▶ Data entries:

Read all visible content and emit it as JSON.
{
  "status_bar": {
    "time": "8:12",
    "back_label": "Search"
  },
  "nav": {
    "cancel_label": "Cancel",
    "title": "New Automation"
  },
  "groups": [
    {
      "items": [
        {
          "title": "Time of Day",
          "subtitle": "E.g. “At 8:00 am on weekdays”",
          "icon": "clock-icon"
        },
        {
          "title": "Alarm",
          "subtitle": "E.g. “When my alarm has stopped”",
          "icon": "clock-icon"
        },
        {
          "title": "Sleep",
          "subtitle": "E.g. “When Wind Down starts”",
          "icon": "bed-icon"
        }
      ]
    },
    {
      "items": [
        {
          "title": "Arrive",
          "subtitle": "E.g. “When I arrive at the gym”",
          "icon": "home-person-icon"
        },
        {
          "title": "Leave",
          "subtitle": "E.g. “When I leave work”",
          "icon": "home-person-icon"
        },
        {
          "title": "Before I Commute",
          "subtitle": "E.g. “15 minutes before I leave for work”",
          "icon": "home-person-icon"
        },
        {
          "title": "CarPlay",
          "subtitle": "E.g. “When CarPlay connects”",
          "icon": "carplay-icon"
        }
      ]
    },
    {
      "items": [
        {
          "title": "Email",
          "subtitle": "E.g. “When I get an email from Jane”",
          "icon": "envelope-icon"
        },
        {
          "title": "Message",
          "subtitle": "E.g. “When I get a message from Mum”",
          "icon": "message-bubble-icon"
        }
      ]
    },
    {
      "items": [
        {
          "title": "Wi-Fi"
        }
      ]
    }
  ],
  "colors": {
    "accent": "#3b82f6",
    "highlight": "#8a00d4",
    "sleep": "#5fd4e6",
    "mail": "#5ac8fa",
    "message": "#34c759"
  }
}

▶ Exercise instructions:
Reproduce the records above exactly as they appear.

▶ Solution to this task:
Read all visible content and emit it as JSON.
{
  "status_bar": {
    "time": "8:12",
    "back_label": "Search"
  },
  "nav": {
    "cancel_label": "Cancel",
    "title": "New Automation"
  },
  "groups": [
    {
      "items": [
        {
          "title": "Time of Day",
          "subtitle": "E.g. “At 8:00 am on weekdays”",
          "icon": "clock-icon"
        },
        {
          "title": "Alarm",
          "subtitle": "E.g. “When my alarm has stopped”",
          "icon": "clock-icon"
        },
        {
          "title": "Sleep",
          "subtitle": "E.g. “When Wind Down starts”",
          "icon": "bed-icon"
        }
      ]
    },
    {
      "items": [
        {
          "title": "Arrive",
          "subtitle": "E.g. “When I arrive at the gym”",
          "icon": "home-person-icon"
        },
        {
          "title": "Leave",
          "subtitle": "E.g. “When I leave work”",
          "icon": "home-person-icon"
        },
        {
          "title": "Before I Commute",
          "subtitle": "E.g. “15 minutes before I leave for work”",
          "icon": "home-person-icon"
        },
        {
          "title": "CarPlay",
          "subtitle": "E.g. “When CarPlay connects”",
          "icon": "carplay-icon"
        }
      ]
    },
    {
      "items": [
        {
          "title": "Email",
          "subtitle": "E.g. “When I get an email from Jane”",
          "icon": "envelope-icon"
        },
        {
          "title": "Message",
          "subtitle": "E.g. “When I get a message from Mum”",
          "icon": "message-bubble-icon"
        }
      ]
    },
    {
      "items": [
        {
          "title": "Wi-Fi"
        }
      ]
    }
  ],
  "colors": {
    "accent": "#3b82f6",
    "highlight": "#8a00d4",
    "sleep": "#5fd4e6",
    "mail": "#5ac8fa",
    "message": "#34c759"
  }
}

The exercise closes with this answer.